> **AIM OF THE TASK**:
Set the data down again, exactly as it reads, but without the pictures.

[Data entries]
*****
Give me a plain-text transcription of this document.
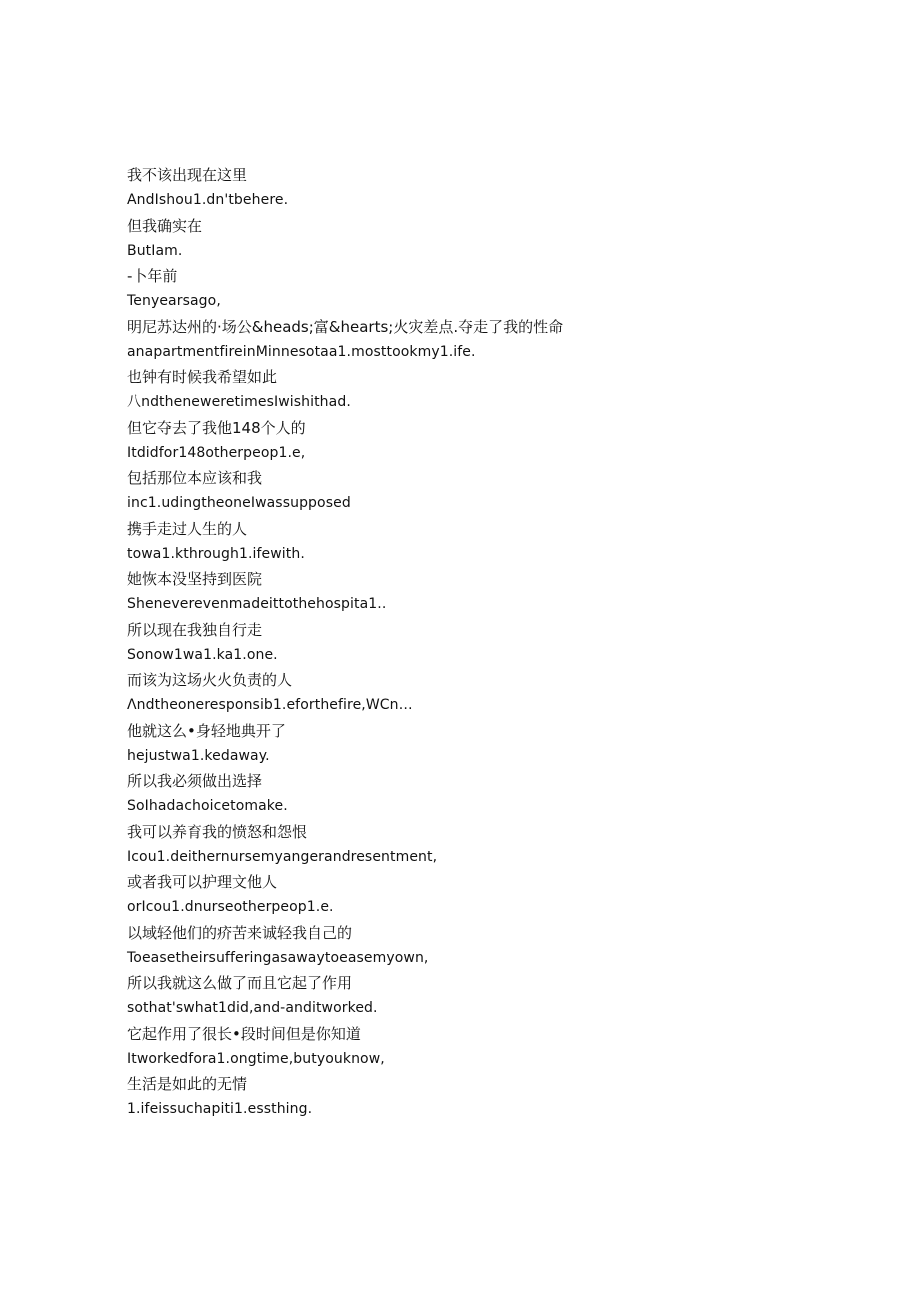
我不该出现在这里
AndIshou1.dn'tbehere.
但我确实在
ButIam.
-卜年前
Tenyearsago,
明尼苏达州的·场公&heads;富&hearts;火灾差点.夺走了我的性命
anapartmentfireinMinnesotaa1.mosttookmy1.ife.
也钟有时候我希望如此
八ndtheneweretimesIwishithad.
但它夺去了我他148个人的
Itdidfor148otherpeop1.e,
包括那位本应该和我
inc1.udingtheoneIwassupposed
携手走过人生的人
towa1.kthrough1.ifewith.
她恢本没坚持到医院
Sheneverevenmadeittothehospita1..
所以现在我独自行走
Sonow1wa1.ka1.one.
而该为这场火火负责的人
Λndtheoneresponsib1.eforthefire,WCn…
他就这么•身轻地典开了
hejustwa1.kedaway.
所以我必须做出选择
SoIhadachoicetomake.
我可以养育我的愤怒和怨恨
Icou1.deithernursemyangerandresentment,
或者我可以护理文他人
orIcou1.dnurseotherpeop1.e.
以域轻他们的疥苦来诚轻我自己的
Toeasetheirsufferingasawaytoeasemyown,
所以我就这么做了而且它起了作用
sothat'swhat1did,and-anditworked.
它起作用了很长•段时间但是你知道
Itworkedfora1.ongtime,butyouknow,
生活是如此的无情
1.ifeissuchapiti1.essthing.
*****
> **SOLUTION BELOW**:
Give me a plain-text transcription of this document.
我不该出现在这里
AndIshou1.dn'tbehere.
但我确实在
ButIam.
-卜年前
Tenyearsago,
明尼苏达州的·场公&heads;富&hearts;火灾差点.夺走了我的性命
anapartmentfireinMinnesotaa1.mosttookmy1.ife.
也钟有时候我希望如此
八ndtheneweretimesIwishithad.
但它夺去了我他148个人的
Itdidfor148otherpeop1.e,
包括那位本应该和我
inc1.udingtheoneIwassupposed
携手走过人生的人
towa1.kthrough1.ifewith.
她恢本没坚持到医院
Sheneverevenmadeittothehospita1..
所以现在我独自行走
Sonow1wa1.ka1.one.
而该为这场火火负责的人
Λndtheoneresponsib1.eforthefire,WCn…
他就这么•身轻地典开了
hejustwa1.kedaway.
所以我必须做出选择
SoIhadachoicetomake.
我可以养育我的愤怒和怨恨
Icou1.deithernursemyangerandresentment,
或者我可以护理文他人
orIcou1.dnurseotherpeop1.e.
以域轻他们的疥苦来诚轻我自己的
Toeasetheirsufferingasawaytoeasemyown,
所以我就这么做了而且它起了作用
sothat'swhat1did,and-anditworked.
它起作用了很长•段时间但是你知道
Itworkedfora1.ongtime,butyouknow,
生活是如此的无情
1.ifeissuchapiti1.essthing.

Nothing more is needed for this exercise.